(Records from a collection)
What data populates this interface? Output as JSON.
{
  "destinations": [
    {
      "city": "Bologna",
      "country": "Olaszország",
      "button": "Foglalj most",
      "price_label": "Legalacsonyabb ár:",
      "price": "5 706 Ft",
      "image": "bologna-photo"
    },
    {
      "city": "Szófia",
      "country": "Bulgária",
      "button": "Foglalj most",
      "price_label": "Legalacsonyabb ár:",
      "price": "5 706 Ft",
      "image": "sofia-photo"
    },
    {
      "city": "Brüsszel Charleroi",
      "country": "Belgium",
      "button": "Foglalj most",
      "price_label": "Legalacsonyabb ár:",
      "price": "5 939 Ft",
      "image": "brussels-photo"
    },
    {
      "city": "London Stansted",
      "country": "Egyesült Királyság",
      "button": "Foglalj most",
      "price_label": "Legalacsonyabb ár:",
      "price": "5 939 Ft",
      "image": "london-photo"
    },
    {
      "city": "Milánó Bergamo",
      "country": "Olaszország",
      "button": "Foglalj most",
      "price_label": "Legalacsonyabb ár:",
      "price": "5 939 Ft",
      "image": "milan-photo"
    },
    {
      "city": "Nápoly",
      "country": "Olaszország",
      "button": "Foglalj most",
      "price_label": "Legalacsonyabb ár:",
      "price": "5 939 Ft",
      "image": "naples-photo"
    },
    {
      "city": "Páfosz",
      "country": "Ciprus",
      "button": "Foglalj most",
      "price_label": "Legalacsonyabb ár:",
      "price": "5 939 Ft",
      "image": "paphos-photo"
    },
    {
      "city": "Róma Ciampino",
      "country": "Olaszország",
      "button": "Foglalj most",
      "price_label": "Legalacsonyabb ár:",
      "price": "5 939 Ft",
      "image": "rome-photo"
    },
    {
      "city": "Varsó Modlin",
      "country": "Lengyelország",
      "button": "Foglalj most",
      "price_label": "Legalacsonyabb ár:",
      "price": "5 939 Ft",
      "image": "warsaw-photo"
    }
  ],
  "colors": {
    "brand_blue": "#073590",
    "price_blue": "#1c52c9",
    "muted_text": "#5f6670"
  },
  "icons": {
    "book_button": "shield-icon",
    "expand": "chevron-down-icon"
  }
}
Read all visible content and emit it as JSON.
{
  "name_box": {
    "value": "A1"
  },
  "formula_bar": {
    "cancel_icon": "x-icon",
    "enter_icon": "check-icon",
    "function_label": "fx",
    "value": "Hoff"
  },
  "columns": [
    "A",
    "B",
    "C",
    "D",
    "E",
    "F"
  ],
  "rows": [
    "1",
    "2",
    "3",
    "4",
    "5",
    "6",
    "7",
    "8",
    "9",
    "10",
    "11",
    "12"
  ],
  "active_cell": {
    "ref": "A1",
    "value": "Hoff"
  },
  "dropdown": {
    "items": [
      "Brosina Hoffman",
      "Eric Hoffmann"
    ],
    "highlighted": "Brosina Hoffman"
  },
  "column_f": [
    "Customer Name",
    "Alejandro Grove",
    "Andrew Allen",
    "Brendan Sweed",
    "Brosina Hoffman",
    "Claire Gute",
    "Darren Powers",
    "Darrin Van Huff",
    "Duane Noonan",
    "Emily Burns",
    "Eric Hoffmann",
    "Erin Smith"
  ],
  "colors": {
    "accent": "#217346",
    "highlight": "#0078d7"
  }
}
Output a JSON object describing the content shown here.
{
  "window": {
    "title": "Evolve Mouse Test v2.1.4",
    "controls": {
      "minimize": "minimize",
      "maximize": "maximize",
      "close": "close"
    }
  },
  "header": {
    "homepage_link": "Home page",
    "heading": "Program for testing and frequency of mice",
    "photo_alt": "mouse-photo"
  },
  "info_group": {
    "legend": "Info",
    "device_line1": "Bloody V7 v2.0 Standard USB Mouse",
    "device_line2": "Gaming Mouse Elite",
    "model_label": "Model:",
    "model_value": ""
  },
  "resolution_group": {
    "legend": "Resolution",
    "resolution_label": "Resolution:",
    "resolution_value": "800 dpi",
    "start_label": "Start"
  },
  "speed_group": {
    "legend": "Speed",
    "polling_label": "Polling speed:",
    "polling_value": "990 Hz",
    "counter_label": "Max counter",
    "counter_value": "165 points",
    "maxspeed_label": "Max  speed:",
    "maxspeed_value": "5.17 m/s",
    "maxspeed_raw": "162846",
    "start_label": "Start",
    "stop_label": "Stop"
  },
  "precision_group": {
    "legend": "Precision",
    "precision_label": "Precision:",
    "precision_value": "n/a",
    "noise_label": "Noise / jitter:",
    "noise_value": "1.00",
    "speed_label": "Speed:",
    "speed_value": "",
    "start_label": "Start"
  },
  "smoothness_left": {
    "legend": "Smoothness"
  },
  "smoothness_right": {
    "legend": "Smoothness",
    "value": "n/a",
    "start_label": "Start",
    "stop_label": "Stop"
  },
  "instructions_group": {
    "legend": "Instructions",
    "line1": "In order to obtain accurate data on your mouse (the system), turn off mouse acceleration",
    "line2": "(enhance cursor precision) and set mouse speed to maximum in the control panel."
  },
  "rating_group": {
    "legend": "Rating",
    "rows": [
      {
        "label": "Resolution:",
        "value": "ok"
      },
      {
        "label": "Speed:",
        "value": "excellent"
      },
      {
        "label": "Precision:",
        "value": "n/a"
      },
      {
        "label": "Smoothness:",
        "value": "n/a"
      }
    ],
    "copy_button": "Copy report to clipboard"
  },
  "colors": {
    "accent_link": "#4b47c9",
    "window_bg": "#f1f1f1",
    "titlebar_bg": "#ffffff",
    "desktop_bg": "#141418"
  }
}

**The problem:**
Quote the whole listing above, leaving nothing out.

**Written reply:**
What data populates this interface? Output as JSON.
{
  "destinations": [
    {
      "city": "Bologna",
      "country": "Olaszország",
      "button": "Foglalj most",
      "price_label": "Legalacsonyabb ár:",
      "price": "5 706 Ft",
      "image": "bologna-photo"
    },
    {
      "city": "Szófia",
      "country": "Bulgária",
      "button": "Foglalj most",
      "price_label": "Legalacsonyabb ár:",
      "price": "5 706 Ft",
      "image": "sofia-photo"
    },
    {
      "city": "Brüsszel Charleroi",
      "country": "Belgium",
      "button": "Foglalj most",
      "price_label": "Legalacsonyabb ár:",
      "price": "5 939 Ft",
      "image": "brussels-photo"
    },
    {
      "city": "London Stansted",
      "country": "Egyesült Királyság",
      "button": "Foglalj most",
      "price_label": "Legalacsonyabb ár:",
      "price": "5 939 Ft",
      "image": "london-photo"
    },
    {
      "city": "Milánó Bergamo",
      "country": "Olaszország",
      "button": "Foglalj most",
      "price_label": "Legalacsonyabb ár:",
      "price": "5 939 Ft",
      "image": "milan-photo"
    },
    {
      "city": "Nápoly",
      "country": "Olaszország",
      "button": "Foglalj most",
      "price_label": "Legalacsonyabb ár:",
      "price": "5 939 Ft",
      "image": "naples-photo"
    },
    {
      "city": "Páfosz",
      "country": "Ciprus",
      "button": "Foglalj most",
      "price_label": "Legalacsonyabb ár:",
      "price": "5 939 Ft",
      "image": "paphos-photo"
    },
    {
      "city": "Róma Ciampino",
      "country": "Olaszország",
      "button": "Foglalj most",
      "price_label": "Legalacsonyabb ár:",
      "price": "5 939 Ft",
      "image": "rome-photo"
    },
    {
      "city": "Varsó Modlin",
      "country": "Lengyelország",
      "button": "Foglalj most",
      "price_label": "Legalacsonyabb ár:",
      "price": "5 939 Ft",
      "image": "warsaw-photo"
    }
  ],
  "colors": {
    "brand_blue": "#073590",
    "price_blue": "#1c52c9",
    "muted_text": "#5f6670"
  },
  "icons": {
    "book_button": "shield-icon",
    "expand": "chevron-down-icon"
  }
}
Read all visible content and emit it as JSON.
{
  "name_box": {
    "value": "A1"
  },
  "formula_bar": {
    "cancel_icon": "x-icon",
    "enter_icon": "check-icon",
    "function_label": "fx",
    "value": "Hoff"
  },
  "columns": [
    "A",
    "B",
    "C",
    "D",
    "E",
    "F"
  ],
  "rows": [
    "1",
    "2",
    "3",
    "4",
    "5",
    "6",
    "7",
    "8",
    "9",
    "10",
    "11",
    "12"
  ],
  "active_cell": {
    "ref": "A1",
    "value": "Hoff"
  },
  "dropdown": {
    "items": [
      "Brosina Hoffman",
      "Eric Hoffmann"
    ],
    "highlighted": "Brosina Hoffman"
  },
  "column_f": [
    "Customer Name",
    "Alejandro Grove",
    "Andrew Allen",
    "Brendan Sweed",
    "Brosina Hoffman",
    "Claire Gute",
    "Darren Powers",
    "Darrin Van Huff",
    "Duane Noonan",
    "Emily Burns",
    "Eric Hoffmann",
    "Erin Smith"
  ],
  "colors": {
    "accent": "#217346",
    "highlight": "#0078d7"
  }
}
Output a JSON object describing the content shown here.
{
  "window": {
    "title": "Evolve Mouse Test v2.1.4",
    "controls": {
      "minimize": "minimize",
      "maximize": "maximize",
      "close": "close"
    }
  },
  "header": {
    "homepage_link": "Home page",
    "heading": "Program for testing and frequency of mice",
    "photo_alt": "mouse-photo"
  },
  "info_group": {
    "legend": "Info",
    "device_line1": "Bloody V7 v2.0 Standard USB Mouse",
    "device_line2": "Gaming Mouse Elite",
    "model_label": "Model:",
    "model_value": ""
  },
  "resolution_group": {
    "legend": "Resolution",
    "resolution_label": "Resolution:",
    "resolution_value": "800 dpi",
    "start_label": "Start"
  },
  "speed_group": {
    "legend": "Speed",
    "polling_label": "Polling speed:",
    "polling_value": "990 Hz",
    "counter_label": "Max counter",
    "counter_value": "165 points",
    "maxspeed_label": "Max  speed:",
    "maxspeed_value": "5.17 m/s",
    "maxspeed_raw": "162846",
    "start_label": "Start",
    "stop_label": "Stop"
  },
  "precision_group": {
    "legend": "Precision",
    "precision_label": "Precision:",
    "precision_value": "n/a",
    "noise_label": "Noise / jitter:",
    "noise_value": "1.00",
    "speed_label": "Speed:",
    "speed_value": "",
    "start_label": "Start"
  },
  "smoothness_left": {
    "legend": "Smoothness"
  },
  "smoothness_right": {
    "legend": "Smoothness",
    "value": "n/a",
    "start_label": "Start",
    "stop_label": "Stop"
  },
  "instructions_group": {
    "legend": "Instructions",
    "line1": "In order to obtain accurate data on your mouse (the system), turn off mouse acceleration",
    "line2": "(enhance cursor precision) and set mouse speed to maximum in the control panel."
  },
  "rating_group": {
    "legend": "Rating",
    "rows": [
      {
        "label": "Resolution:",
        "value": "ok"
      },
      {
        "label": "Speed:",
        "value": "excellent"
      },
      {
        "label": "Precision:",
        "value": "n/a"
      },
      {
        "label": "Smoothness:",
        "value": "n/a"
      }
    ],
    "copy_button": "Copy report to clipboard"
  },
  "colors": {
    "accent_link": "#4b47c9",
    "window_bg": "#f1f1f1",
    "titlebar_bg": "#ffffff",
    "desktop_bg": "#141418"
  }
}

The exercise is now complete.